Task to complete.
Write the material out again, line by line, exactly as it is.
[START Exercise input]
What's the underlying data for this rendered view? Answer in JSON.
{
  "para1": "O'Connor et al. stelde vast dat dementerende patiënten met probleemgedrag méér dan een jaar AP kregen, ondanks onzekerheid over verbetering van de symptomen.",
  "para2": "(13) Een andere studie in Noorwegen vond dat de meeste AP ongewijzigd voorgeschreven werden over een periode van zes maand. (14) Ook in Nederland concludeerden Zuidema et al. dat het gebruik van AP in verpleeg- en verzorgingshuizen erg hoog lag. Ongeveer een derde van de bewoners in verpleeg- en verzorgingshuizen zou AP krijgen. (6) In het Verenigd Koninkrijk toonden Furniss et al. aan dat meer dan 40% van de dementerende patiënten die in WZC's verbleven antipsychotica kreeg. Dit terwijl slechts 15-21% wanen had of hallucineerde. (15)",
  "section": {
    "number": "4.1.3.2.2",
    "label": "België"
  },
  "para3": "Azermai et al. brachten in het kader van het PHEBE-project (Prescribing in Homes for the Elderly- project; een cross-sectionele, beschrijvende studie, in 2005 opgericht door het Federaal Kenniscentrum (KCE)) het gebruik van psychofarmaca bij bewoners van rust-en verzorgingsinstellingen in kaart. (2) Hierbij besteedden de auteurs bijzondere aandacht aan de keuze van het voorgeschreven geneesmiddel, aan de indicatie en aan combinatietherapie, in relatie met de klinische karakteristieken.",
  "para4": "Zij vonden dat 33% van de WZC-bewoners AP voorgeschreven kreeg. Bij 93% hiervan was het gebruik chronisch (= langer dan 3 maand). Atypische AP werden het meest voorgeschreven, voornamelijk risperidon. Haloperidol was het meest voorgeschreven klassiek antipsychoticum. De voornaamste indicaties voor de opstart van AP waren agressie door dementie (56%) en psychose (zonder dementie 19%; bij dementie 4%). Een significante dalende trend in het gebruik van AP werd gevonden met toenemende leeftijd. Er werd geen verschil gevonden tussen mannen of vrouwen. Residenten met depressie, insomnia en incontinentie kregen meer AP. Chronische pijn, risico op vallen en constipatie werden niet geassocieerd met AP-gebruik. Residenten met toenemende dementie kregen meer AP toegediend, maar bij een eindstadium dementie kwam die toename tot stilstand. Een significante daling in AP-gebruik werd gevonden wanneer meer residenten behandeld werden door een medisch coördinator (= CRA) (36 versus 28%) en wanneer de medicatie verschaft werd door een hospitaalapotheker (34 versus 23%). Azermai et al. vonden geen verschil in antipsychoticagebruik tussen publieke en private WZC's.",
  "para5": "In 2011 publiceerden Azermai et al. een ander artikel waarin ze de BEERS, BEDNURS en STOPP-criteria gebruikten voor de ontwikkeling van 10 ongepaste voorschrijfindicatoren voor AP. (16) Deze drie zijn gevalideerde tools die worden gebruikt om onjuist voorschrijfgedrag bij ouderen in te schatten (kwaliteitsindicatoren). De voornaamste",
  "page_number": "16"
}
[END Exercise input]
Completed exercise.
What's the underlying data for this rendered view? Answer in JSON.
{
  "para1": "O'Connor et al. stelde vast dat dementerende patiënten met probleemgedrag méér dan een jaar AP kregen, ondanks onzekerheid over verbetering van de symptomen.",
  "para2": "(13) Een andere studie in Noorwegen vond dat de meeste AP ongewijzigd voorgeschreven werden over een periode van zes maand. (14) Ook in Nederland concludeerden Zuidema et al. dat het gebruik van AP in verpleeg- en verzorgingshuizen erg hoog lag. Ongeveer een derde van de bewoners in verpleeg- en verzorgingshuizen zou AP krijgen. (6) In het Verenigd Koninkrijk toonden Furniss et al. aan dat meer dan 40% van de dementerende patiënten die in WZC's verbleven antipsychotica kreeg. Dit terwijl slechts 15-21% wanen had of hallucineerde. (15)",
  "section": {
    "number": "4.1.3.2.2",
    "label": "België"
  },
  "para3": "Azermai et al. brachten in het kader van het PHEBE-project (Prescribing in Homes for the Elderly- project; een cross-sectionele, beschrijvende studie, in 2005 opgericht door het Federaal Kenniscentrum (KCE)) het gebruik van psychofarmaca bij bewoners van rust-en verzorgingsinstellingen in kaart. (2) Hierbij besteedden de auteurs bijzondere aandacht aan de keuze van het voorgeschreven geneesmiddel, aan de indicatie en aan combinatietherapie, in relatie met de klinische karakteristieken.",
  "para4": "Zij vonden dat 33% van de WZC-bewoners AP voorgeschreven kreeg. Bij 93% hiervan was het gebruik chronisch (= langer dan 3 maand). Atypische AP werden het meest voorgeschreven, voornamelijk risperidon. Haloperidol was het meest voorgeschreven klassiek antipsychoticum. De voornaamste indicaties voor de opstart van AP waren agressie door dementie (56%) en psychose (zonder dementie 19%; bij dementie 4%). Een significante dalende trend in het gebruik van AP werd gevonden met toenemende leeftijd. Er werd geen verschil gevonden tussen mannen of vrouwen. Residenten met depressie, insomnia en incontinentie kregen meer AP. Chronische pijn, risico op vallen en constipatie werden niet geassocieerd met AP-gebruik. Residenten met toenemende dementie kregen meer AP toegediend, maar bij een eindstadium dementie kwam die toename tot stilstand. Een significante daling in AP-gebruik werd gevonden wanneer meer residenten behandeld werden door een medisch coördinator (= CRA) (36 versus 28%) en wanneer de medicatie verschaft werd door een hospitaalapotheker (34 versus 23%). Azermai et al. vonden geen verschil in antipsychoticagebruik tussen publieke en private WZC's.",
  "para5": "In 2011 publiceerden Azermai et al. een ander artikel waarin ze de BEERS, BEDNURS en STOPP-criteria gebruikten voor de ontwikkeling van 10 ongepaste voorschrijfindicatoren voor AP. (16) Deze drie zijn gevalideerde tools die worden gebruikt om onjuist voorschrijfgedrag bij ouderen in te schatten (kwaliteitsindicatoren). De voornaamste",
  "page_number": "16"
}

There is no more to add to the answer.